┌────────

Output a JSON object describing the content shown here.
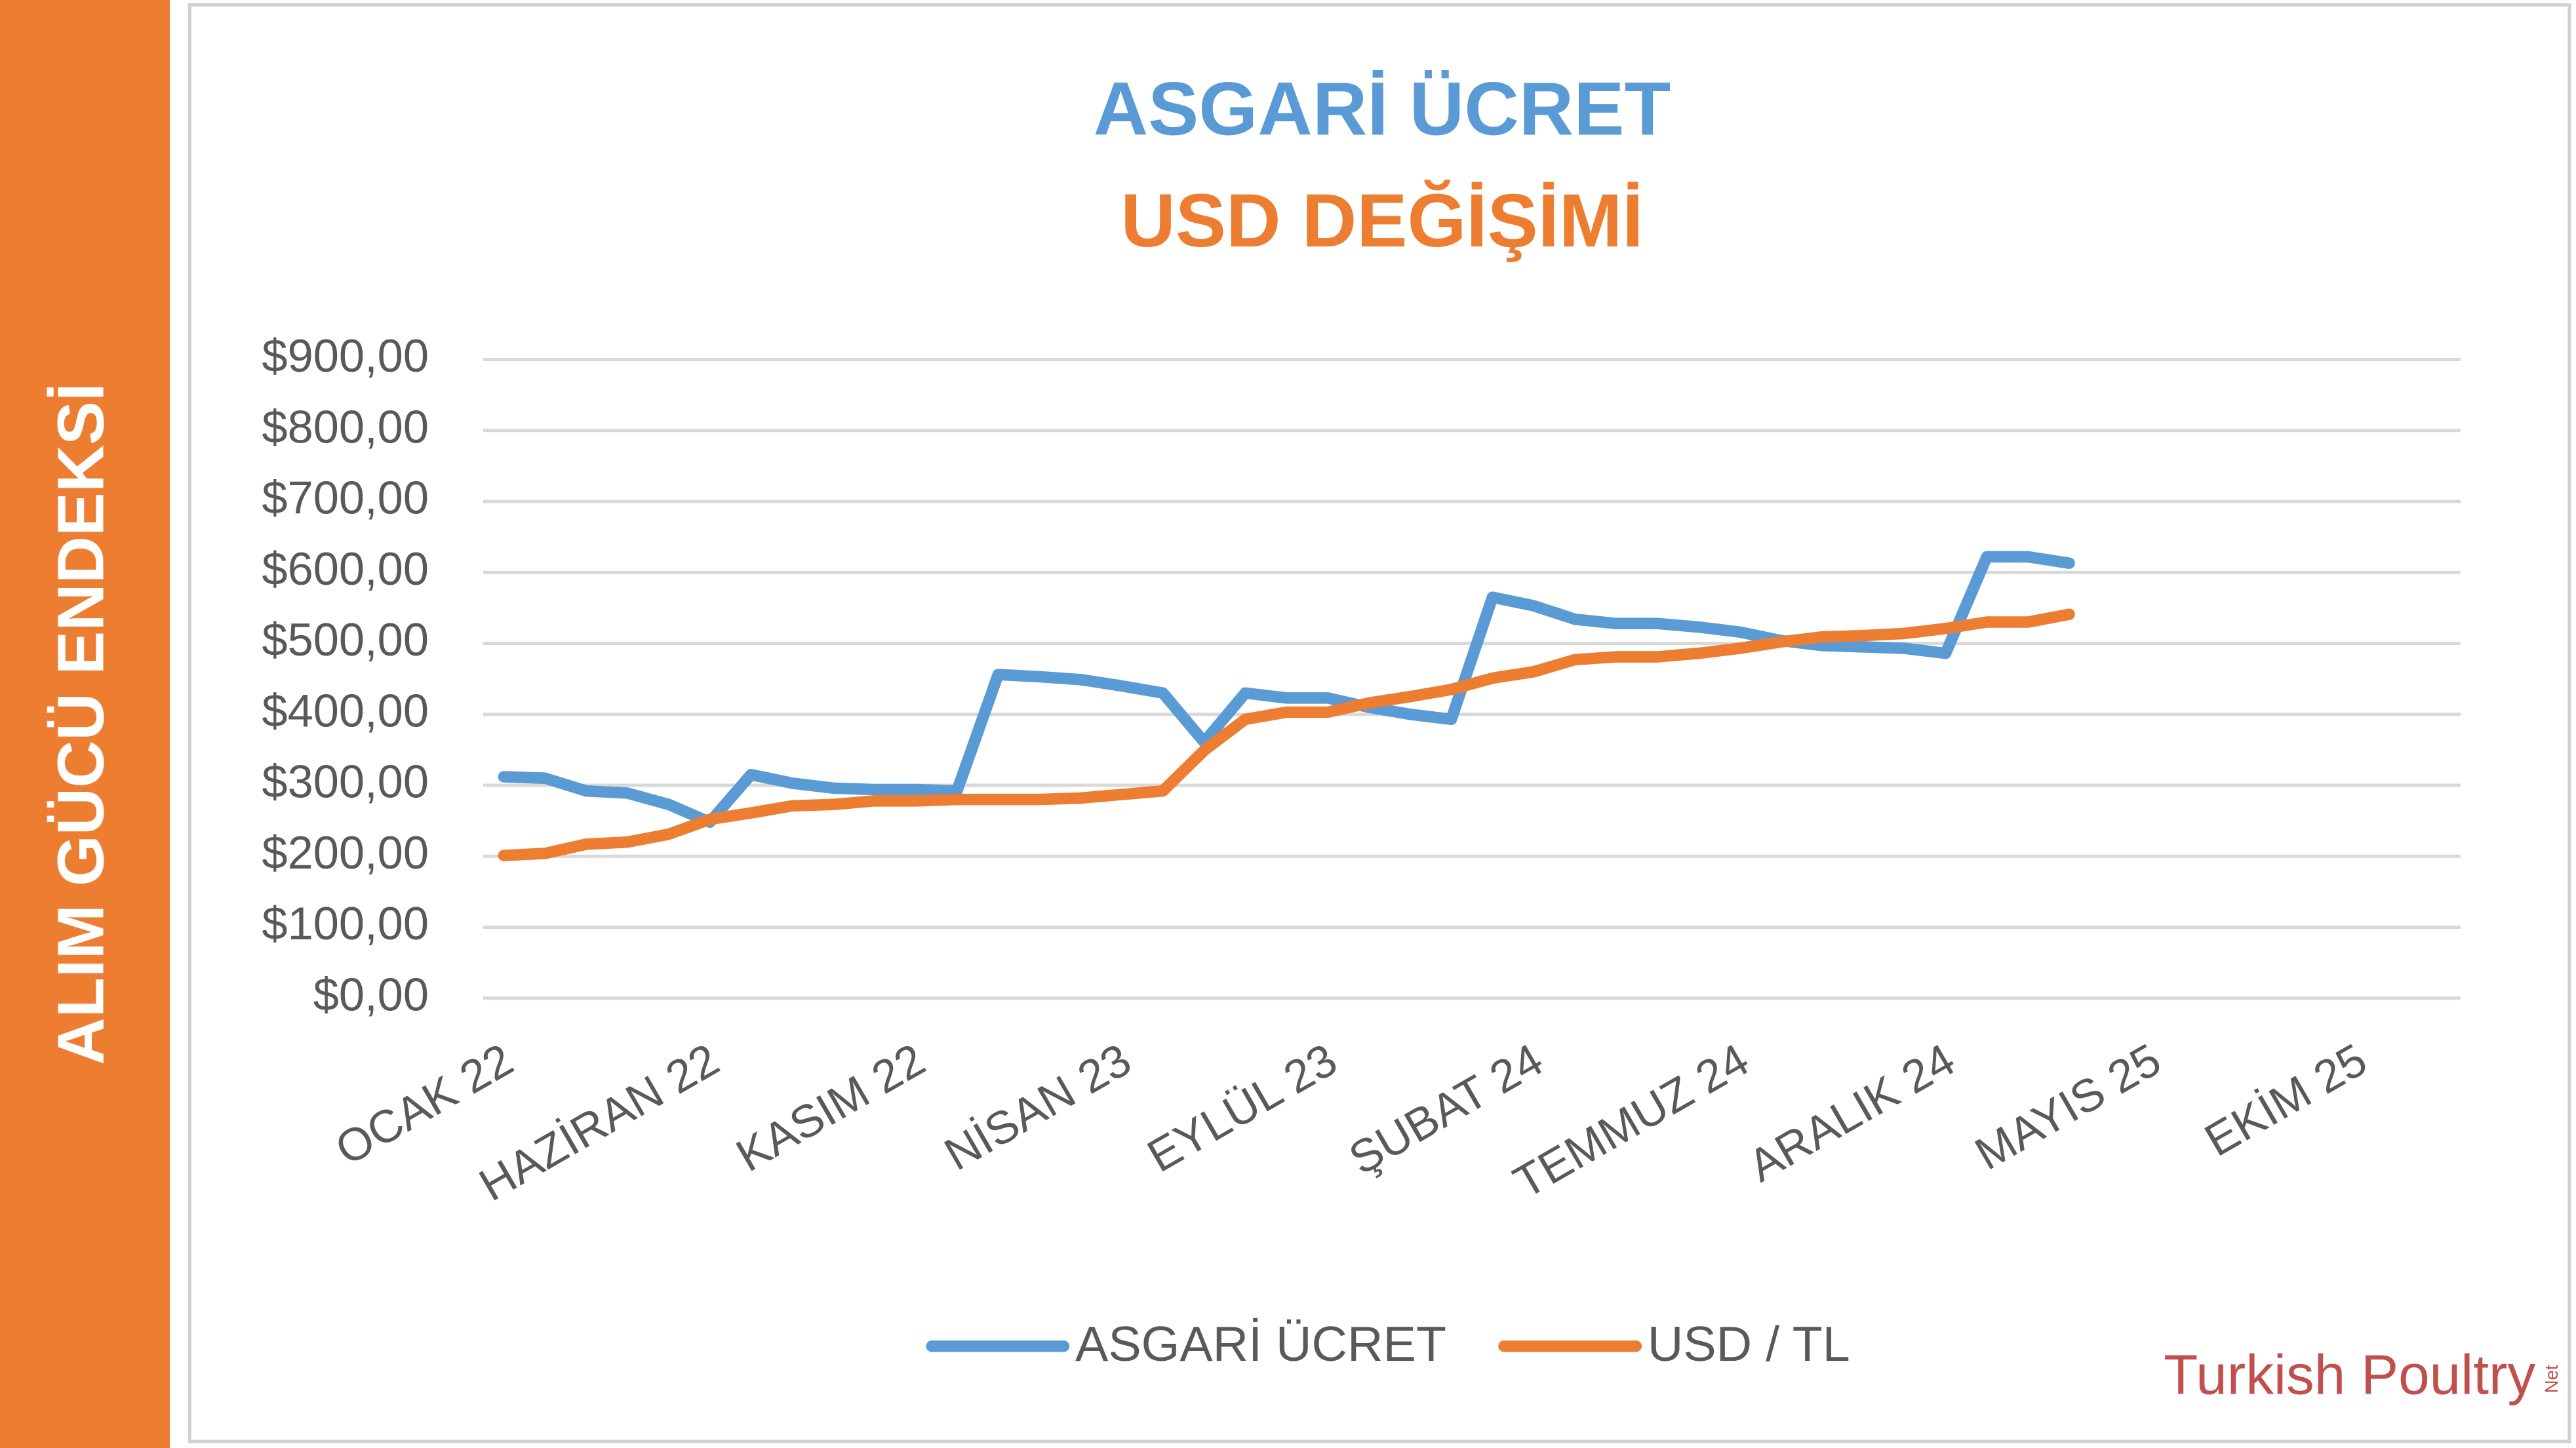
{
  "sidebar": "ALIM GÜCÜ ENDEKSİ",
  "logo": {
    "text": "Turkish Poultry",
    "suffix": "Net"
  },
  "chart_data": {
    "type": "line",
    "title": "ASGARİ ÜCRET",
    "subtitle": "USD DEĞİŞİMİ",
    "categories": [
      "OCAK 22",
      null,
      null,
      null,
      null,
      "HAZİRAN 22",
      null,
      null,
      null,
      null,
      "KASIM 22",
      null,
      null,
      null,
      null,
      "NİSAN 23",
      null,
      null,
      null,
      null,
      "EYLÜL 23",
      null,
      null,
      null,
      null,
      "ŞUBAT 24",
      null,
      null,
      null,
      null,
      "TEMMUZ 24",
      null,
      null,
      null,
      null,
      "ARALIK 24",
      null,
      null,
      null,
      null,
      "MAYIS 25",
      null,
      null,
      null,
      null,
      "EKİM 25",
      null,
      null
    ],
    "series": [
      {
        "name": "ASGARİ ÜCRET",
        "color": "#5B9BD5",
        "values": [
          312,
          310,
          292,
          289,
          273,
          248,
          315,
          303,
          296,
          294,
          294,
          292,
          456,
          453,
          449,
          440,
          430,
          361,
          430,
          423,
          423,
          410,
          400,
          393,
          565,
          553,
          534,
          528,
          528,
          523,
          516,
          504,
          497,
          495,
          493,
          486,
          622,
          622,
          613,
          null,
          null,
          null,
          null,
          null,
          null,
          null,
          null,
          null
        ]
      },
      {
        "name": "USD / TL",
        "color": "#ED7D31",
        "values": [
          201,
          204,
          217,
          220,
          231,
          252,
          261,
          271,
          273,
          278,
          278,
          280,
          280,
          280,
          282,
          287,
          292,
          349,
          393,
          403,
          403,
          416,
          425,
          435,
          451,
          460,
          477,
          481,
          481,
          486,
          493,
          502,
          509,
          511,
          514,
          521,
          530,
          530,
          541,
          null,
          null,
          null,
          null,
          null,
          null,
          null,
          null,
          null
        ]
      }
    ],
    "ylim": [
      0,
      900
    ],
    "yticks": [
      {
        "value": 0,
        "label": "$0,00"
      },
      {
        "value": 100,
        "label": "$100,00"
      },
      {
        "value": 200,
        "label": "$200,00"
      },
      {
        "value": 300,
        "label": "$300,00"
      },
      {
        "value": 400,
        "label": "$400,00"
      },
      {
        "value": 500,
        "label": "$500,00"
      },
      {
        "value": 600,
        "label": "$600,00"
      },
      {
        "value": 700,
        "label": "$700,00"
      },
      {
        "value": 800,
        "label": "$800,00"
      },
      {
        "value": 900,
        "label": "$900,00"
      }
    ],
    "grid": true,
    "legend": "bottom"
  }
}
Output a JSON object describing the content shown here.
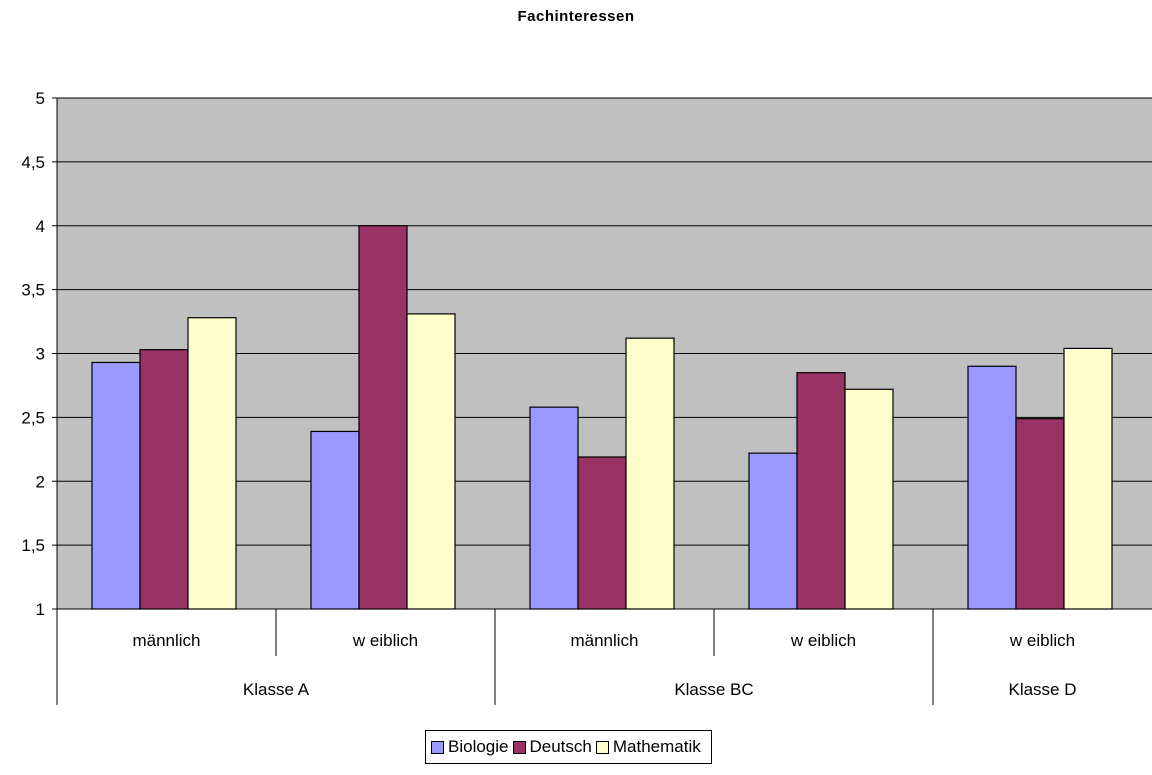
{
  "chart_data": {
    "type": "bar",
    "title": "Fachinteressen",
    "xlabel": "",
    "ylabel": "",
    "ylim": [
      1,
      5
    ],
    "yticks": [
      "1",
      "1,5",
      "2",
      "2,5",
      "3",
      "3,5",
      "4",
      "4,5",
      "5"
    ],
    "grid": true,
    "legend_position": "bottom",
    "categories": [
      {
        "label": "männlich",
        "group": "Klasse A"
      },
      {
        "label": "w eiblich",
        "group": "Klasse A"
      },
      {
        "label": "männlich",
        "group": "Klasse BC"
      },
      {
        "label": "w eiblich",
        "group": "Klasse BC"
      },
      {
        "label": "w eiblich",
        "group": "Klasse D"
      }
    ],
    "groups": [
      "Klasse A",
      "Klasse BC",
      "Klasse D"
    ],
    "series": [
      {
        "name": "Biologie",
        "color": "#9999FF",
        "values": [
          2.93,
          2.39,
          2.58,
          2.22,
          2.9
        ]
      },
      {
        "name": "Deutsch",
        "color": "#993366",
        "values": [
          3.03,
          4.0,
          2.19,
          2.85,
          2.49
        ]
      },
      {
        "name": "Mathematik",
        "color": "#FFFFCC",
        "values": [
          3.28,
          3.31,
          3.12,
          2.72,
          3.04
        ]
      }
    ],
    "plot_background": "#C0C0C0"
  }
}
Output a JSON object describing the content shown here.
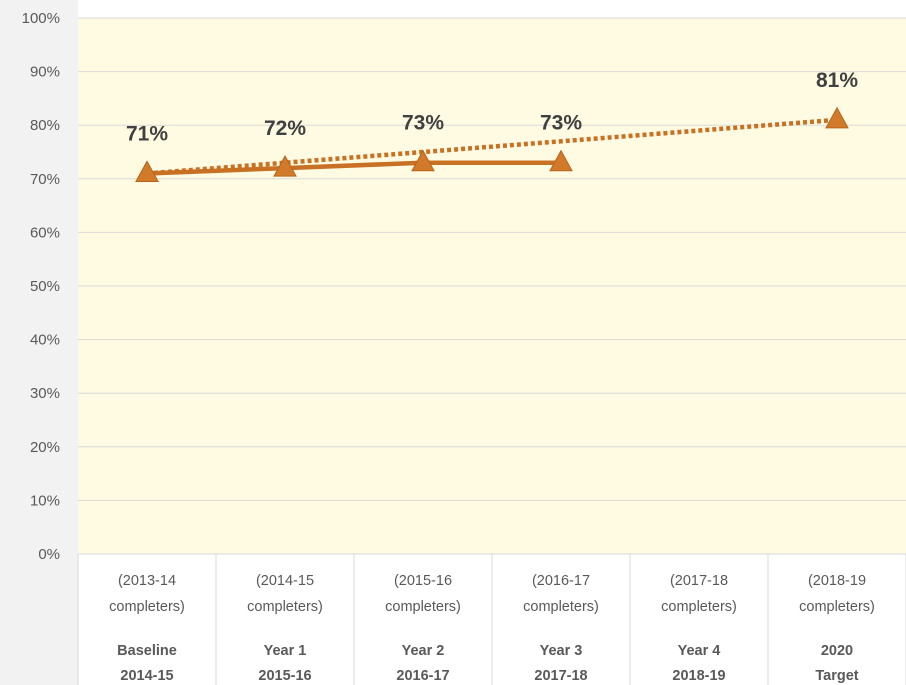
{
  "chart_data": {
    "type": "line",
    "title": "",
    "xlabel": "",
    "ylabel": "",
    "ylim": [
      0,
      100
    ],
    "y_ticks": [
      "0%",
      "10%",
      "20%",
      "30%",
      "40%",
      "50%",
      "60%",
      "70%",
      "80%",
      "90%",
      "100%"
    ],
    "categories": [
      {
        "sub1": "(2013-14",
        "sub2": "completers)",
        "label1": "Baseline",
        "label2": "2014-15"
      },
      {
        "sub1": "(2014-15",
        "sub2": "completers)",
        "label1": "Year 1",
        "label2": "2015-16"
      },
      {
        "sub1": "(2015-16",
        "sub2": "completers)",
        "label1": "Year 2",
        "label2": "2016-17"
      },
      {
        "sub1": "(2016-17",
        "sub2": "completers)",
        "label1": "Year 3",
        "label2": "2017-18"
      },
      {
        "sub1": "(2017-18",
        "sub2": "completers)",
        "label1": "Year 4",
        "label2": "2018-19"
      },
      {
        "sub1": "(2018-19",
        "sub2": "completers)",
        "label1": "2020",
        "label2": "Target"
      }
    ],
    "series": [
      {
        "style": "solid",
        "values": [
          71,
          72,
          73,
          73,
          null,
          null
        ],
        "labels": [
          "71%",
          "72%",
          "73%",
          "73%",
          "",
          ""
        ]
      },
      {
        "style": "dotted",
        "values": [
          71,
          null,
          null,
          null,
          null,
          81
        ],
        "labels": [
          "",
          "",
          "",
          "",
          "",
          "81%"
        ]
      }
    ],
    "grid": true,
    "legend": "none",
    "colors": {
      "line": "#C87124",
      "marker": "#D07A2A",
      "plot_bg": "#FFFBE2",
      "grid": "#D9D9D9",
      "axis_text": "#595959",
      "label_text": "#404040"
    }
  }
}
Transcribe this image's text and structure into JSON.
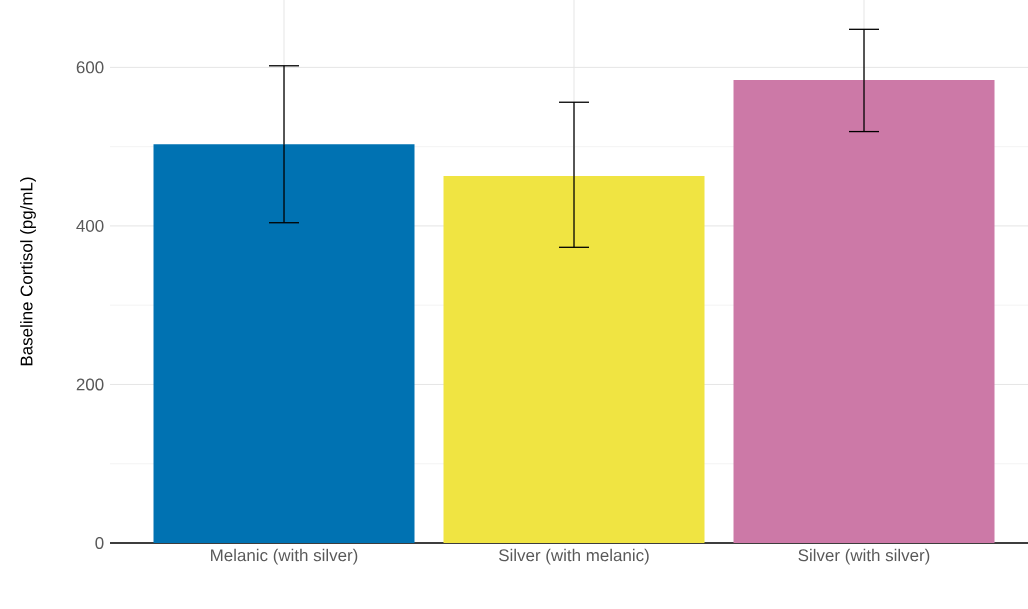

└────────

# Set exercise:
Extract every line of the data exactly; pictures stay out.

# Reply:
Output a JSON object describing the content shown here.
{
  "sidebar": "ALIM GÜCÜ ENDEKSİ",
  "logo": {
    "text": "Turkish Poultry",
    "suffix": "Net"
  },
  "chart_data": {
    "type": "line",
    "title": "ASGARİ ÜCRET",
    "subtitle": "USD DEĞİŞİMİ",
    "categories": [
      "OCAK 22",
      null,
      null,
      null,
      null,
      "HAZİRAN 22",
      null,
      null,
      null,
      null,
      "KASIM 22",
      null,
      null,
      null,
      null,
      "NİSAN 23",
      null,
      null,
      null,
      null,
      "EYLÜL 23",
      null,
      null,
      null,
      null,
      "ŞUBAT 24",
      null,
      null,
      null,
      null,
      "TEMMUZ 24",
      null,
      null,
      null,
      null,
      "ARALIK 24",
      null,
      null,
      null,
      null,
      "MAYIS 25",
      null,
      null,
      null,
      null,
      "EKİM 25",
      null,
      null
    ],
    "series": [
      {
        "name": "ASGARİ ÜCRET",
        "color": "#5B9BD5",
        "values": [
          312,
          310,
          292,
          289,
          273,
          248,
          315,
          303,
          296,
          294,
          294,
          292,
          456,
          453,
          449,
          440,
          430,
          361,
          430,
          423,
          423,
          410,
          400,
          393,
          565,
          553,
          534,
          528,
          528,
          523,
          516,
          504,
          497,
          495,
          493,
          486,
          622,
          622,
          613,
          null,
          null,
          null,
          null,
          null,
          null,
          null,
          null,
          null
        ]
      },
      {
        "name": "USD / TL",
        "color": "#ED7D31",
        "values": [
          201,
          204,
          217,
          220,
          231,
          252,
          261,
          271,
          273,
          278,
          278,
          280,
          280,
          280,
          282,
          287,
          292,
          349,
          393,
          403,
          403,
          416,
          425,
          435,
          451,
          460,
          477,
          481,
          481,
          486,
          493,
          502,
          509,
          511,
          514,
          521,
          530,
          530,
          541,
          null,
          null,
          null,
          null,
          null,
          null,
          null,
          null,
          null
        ]
      }
    ],
    "ylim": [
      0,
      900
    ],
    "yticks": [
      {
        "value": 0,
        "label": "$0,00"
      },
      {
        "value": 100,
        "label": "$100,00"
      },
      {
        "value": 200,
        "label": "$200,00"
      },
      {
        "value": 300,
        "label": "$300,00"
      },
      {
        "value": 400,
        "label": "$400,00"
      },
      {
        "value": 500,
        "label": "$500,00"
      },
      {
        "value": 600,
        "label": "$600,00"
      },
      {
        "value": 700,
        "label": "$700,00"
      },
      {
        "value": 800,
        "label": "$800,00"
      },
      {
        "value": 900,
        "label": "$900,00"
      }
    ],
    "grid": true,
    "legend": "bottom"
  }
}
Output a JSON object describing the content shown here.
{
  "chart_data": {
    "type": "bar",
    "title": "Fachinteressen",
    "xlabel": "",
    "ylabel": "",
    "ylim": [
      1,
      5
    ],
    "yticks": [
      "1",
      "1,5",
      "2",
      "2,5",
      "3",
      "3,5",
      "4",
      "4,5",
      "5"
    ],
    "grid": true,
    "legend_position": "bottom",
    "categories": [
      {
        "label": "männlich",
        "group": "Klasse A"
      },
      {
        "label": "w eiblich",
        "group": "Klasse A"
      },
      {
        "label": "männlich",
        "group": "Klasse BC"
      },
      {
        "label": "w eiblich",
        "group": "Klasse BC"
      },
      {
        "label": "w eiblich",
        "group": "Klasse D"
      }
    ],
    "groups": [
      "Klasse A",
      "Klasse BC",
      "Klasse D"
    ],
    "series": [
      {
        "name": "Biologie",
        "color": "#9999FF",
        "values": [
          2.93,
          2.39,
          2.58,
          2.22,
          2.9
        ]
      },
      {
        "name": "Deutsch",
        "color": "#993366",
        "values": [
          3.03,
          4.0,
          2.19,
          2.85,
          2.49
        ]
      },
      {
        "name": "Mathematik",
        "color": "#FFFFCC",
        "values": [
          3.28,
          3.31,
          3.12,
          2.72,
          3.04
        ]
      }
    ],
    "plot_background": "#C0C0C0"
  }
}
Output a JSON object describing the content shown here.
{
  "chart_data": {
    "type": "line",
    "title": "",
    "xlabel": "",
    "ylabel": "",
    "ylim": [
      0,
      100
    ],
    "y_ticks": [
      "0%",
      "10%",
      "20%",
      "30%",
      "40%",
      "50%",
      "60%",
      "70%",
      "80%",
      "90%",
      "100%"
    ],
    "categories": [
      {
        "sub1": "(2013-14",
        "sub2": "completers)",
        "label1": "Baseline",
        "label2": "2014-15"
      },
      {
        "sub1": "(2014-15",
        "sub2": "completers)",
        "label1": "Year 1",
        "label2": "2015-16"
      },
      {
        "sub1": "(2015-16",
        "sub2": "completers)",
        "label1": "Year 2",
        "label2": "2016-17"
      },
      {
        "sub1": "(2016-17",
        "sub2": "completers)",
        "label1": "Year 3",
        "label2": "2017-18"
      },
      {
        "sub1": "(2017-18",
        "sub2": "completers)",
        "label1": "Year 4",
        "label2": "2018-19"
      },
      {
        "sub1": "(2018-19",
        "sub2": "completers)",
        "label1": "2020",
        "label2": "Target"
      }
    ],
    "series": [
      {
        "style": "solid",
        "values": [
          71,
          72,
          73,
          73,
          null,
          null
        ],
        "labels": [
          "71%",
          "72%",
          "73%",
          "73%",
          "",
          ""
        ]
      },
      {
        "style": "dotted",
        "values": [
          71,
          null,
          null,
          null,
          null,
          81
        ],
        "labels": [
          "",
          "",
          "",
          "",
          "",
          "81%"
        ]
      }
    ],
    "grid": true,
    "legend": "none",
    "colors": {
      "line": "#C87124",
      "marker": "#D07A2A",
      "plot_bg": "#FFFBE2",
      "grid": "#D9D9D9",
      "axis_text": "#595959",
      "label_text": "#404040"
    }
  }
}
Transcribe this image's text and structure into JSON.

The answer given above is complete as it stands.